[Extracted records]
^^^^

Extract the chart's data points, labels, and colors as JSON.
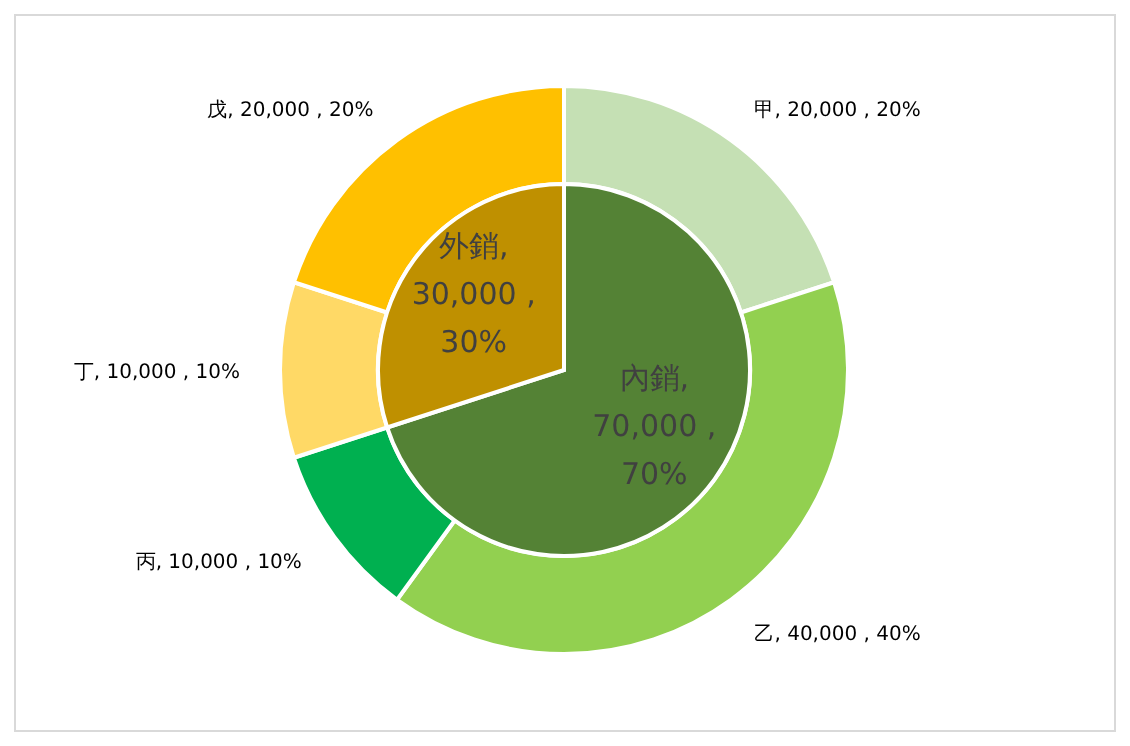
{
  "chart_data": [
    {
      "type": "pie",
      "categories": [
        "內銷",
        "外銷"
      ],
      "values": [
        70000,
        30000
      ],
      "colors": [
        "#548235",
        "#bf9000"
      ],
      "value_labels": [
        ", 70,000 , 70%",
        ", 30,000 , 30%"
      ]
    },
    {
      "type": "donut",
      "categories": [
        "甲",
        "乙",
        "丙",
        "丁",
        "戊"
      ],
      "values": [
        20000,
        40000,
        10000,
        10000,
        20000
      ],
      "colors": [
        "#c5e0b4",
        "#92d050",
        "#00b050",
        "#ffd966",
        "#ffc000"
      ],
      "value_labels": [
        "20,000 , 20%",
        "40,000 , 40%",
        "10,000 , 10%",
        "10,000 , 10%",
        "20,000 , 20%"
      ]
    }
  ]
}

^^^^

### Your instructions
Reproduce the material in its entirety and word for word, without the pictures.

### Task answer
Extract the chart's data points, labels, and colors as JSON.
{
  "chart_data": [
    {
      "type": "pie",
      "categories": [
        "內銷",
        "外銷"
      ],
      "values": [
        70000,
        30000
      ],
      "colors": [
        "#548235",
        "#bf9000"
      ],
      "value_labels": [
        ", 70,000 , 70%",
        ", 30,000 , 30%"
      ]
    },
    {
      "type": "donut",
      "categories": [
        "甲",
        "乙",
        "丙",
        "丁",
        "戊"
      ],
      "values": [
        20000,
        40000,
        10000,
        10000,
        20000
      ],
      "colors": [
        "#c5e0b4",
        "#92d050",
        "#00b050",
        "#ffd966",
        "#ffc000"
      ],
      "value_labels": [
        "20,000 , 20%",
        "40,000 , 40%",
        "10,000 , 10%",
        "10,000 , 10%",
        "20,000 , 20%"
      ]
    }
  ]
}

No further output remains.